--- Data rows ---
-*-
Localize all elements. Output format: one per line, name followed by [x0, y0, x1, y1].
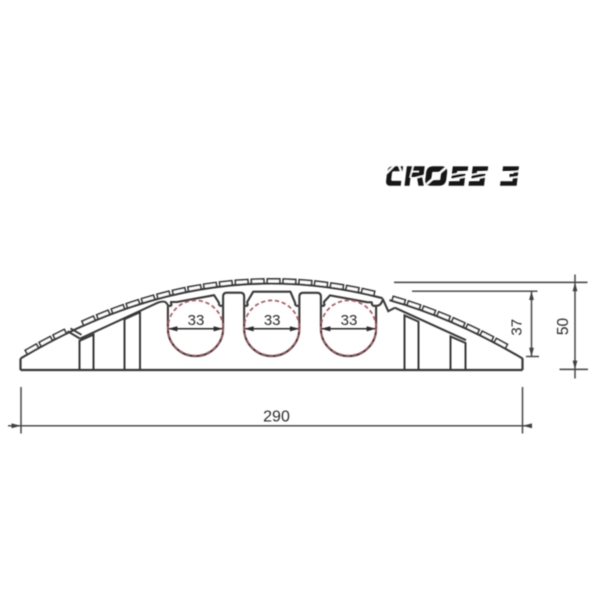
svg-text:290: 290 [263, 409, 290, 426]
svg-text:37: 37 [509, 319, 526, 336]
svg-text:50: 50 [555, 318, 572, 336]
svg-text:33: 33 [341, 312, 358, 329]
svg-text:33: 33 [188, 312, 205, 329]
svg-text:33: 33 [264, 312, 281, 329]
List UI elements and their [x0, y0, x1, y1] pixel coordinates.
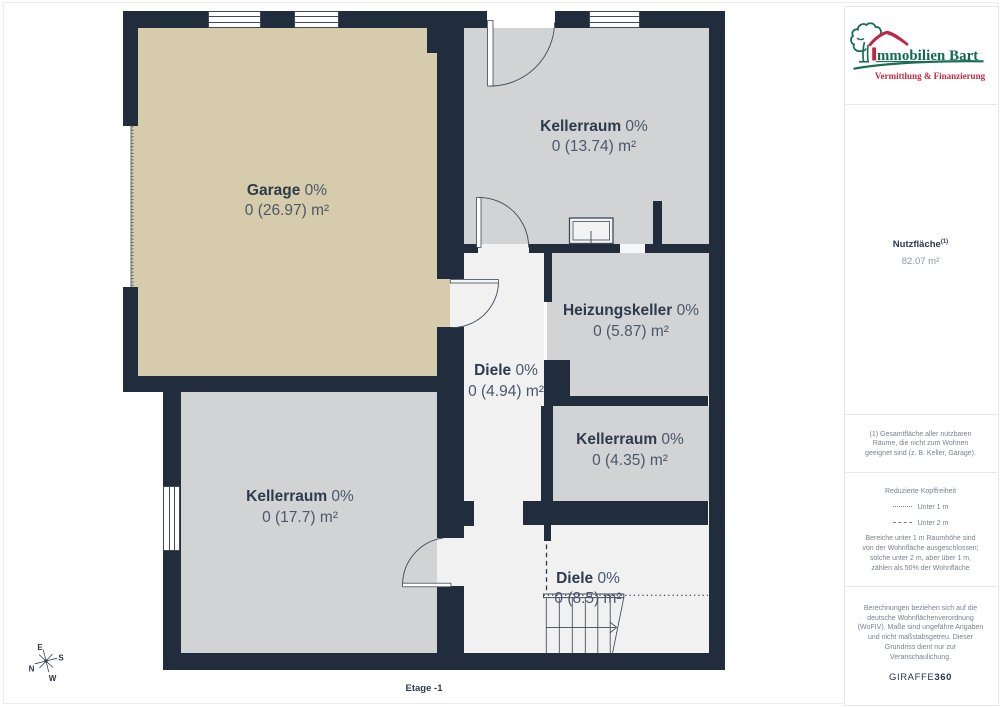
svg-text:W: W [49, 674, 57, 683]
svg-text:E: E [37, 643, 43, 652]
svg-text:S: S [58, 654, 64, 663]
svg-text:N: N [29, 665, 35, 674]
svg-text:Vermittlung & Finanzierung: Vermittlung & Finanzierung [875, 71, 986, 81]
svg-text:mmobilien Bart: mmobilien Bart [877, 48, 978, 64]
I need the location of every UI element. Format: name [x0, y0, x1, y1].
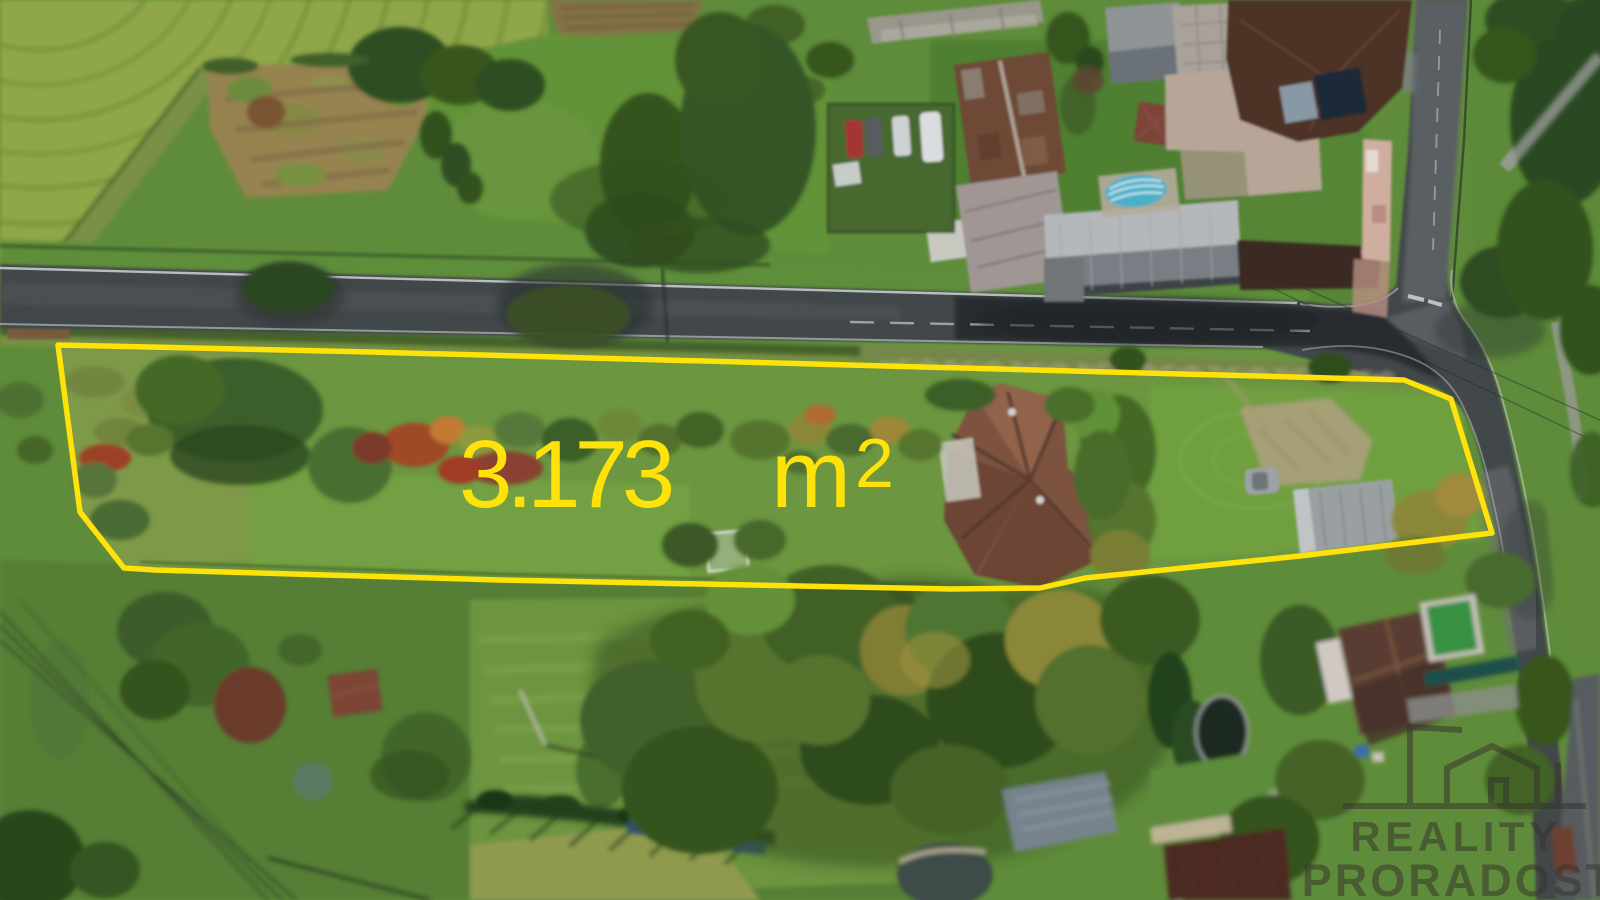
svg-text:PRORADOST: PRORADOST [1302, 855, 1600, 900]
svg-text:REALITY: REALITY [1350, 813, 1561, 860]
svg-text:3.173: 3.173 [459, 421, 672, 528]
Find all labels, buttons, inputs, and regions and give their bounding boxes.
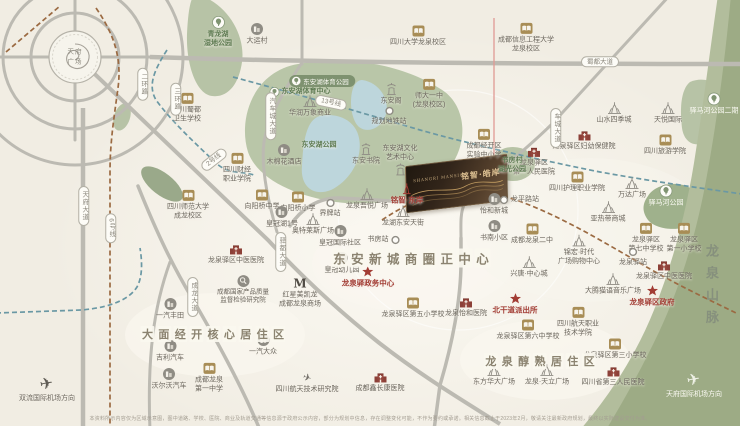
-*-
--- Given instruction ---
Retype all of the items above line for line, with no changes, and leave out the pictures.

--- Worked answer ---
Localize all elements. Output format: one per line, name followed by [x0, y0, x1, y1].
svg-text:290: 290 [263, 409, 290, 426]
svg-text:37: 37 [509, 319, 526, 336]
svg-text:50: 50 [555, 318, 572, 336]
svg-text:33: 33 [341, 312, 358, 329]
svg-text:33: 33 [188, 312, 205, 329]
svg-text:33: 33 [264, 312, 281, 329]
List UI elements and their [x0, y0, x1, y1] pixel coordinates.
svg-text:W: W [49, 674, 57, 683]
svg-text:E: E [37, 643, 43, 652]
svg-text:S: S [58, 654, 64, 663]
svg-text:N: N [29, 665, 35, 674]
svg-text:Vermittlung & Finanzierung: Vermittlung & Finanzierung [875, 71, 986, 81]
svg-text:mmobilien Bart: mmobilien Bart [877, 48, 978, 64]
I need the location of every UI element. Format: name [x0, y0, x1, y1].
svg-text:PRORADOST: PRORADOST [1302, 855, 1600, 900]
svg-text:REALITY: REALITY [1350, 813, 1561, 860]
svg-text:3.173: 3.173 [459, 421, 672, 528]
Find all labels, buttons, inputs, and regions and give their bounding boxes.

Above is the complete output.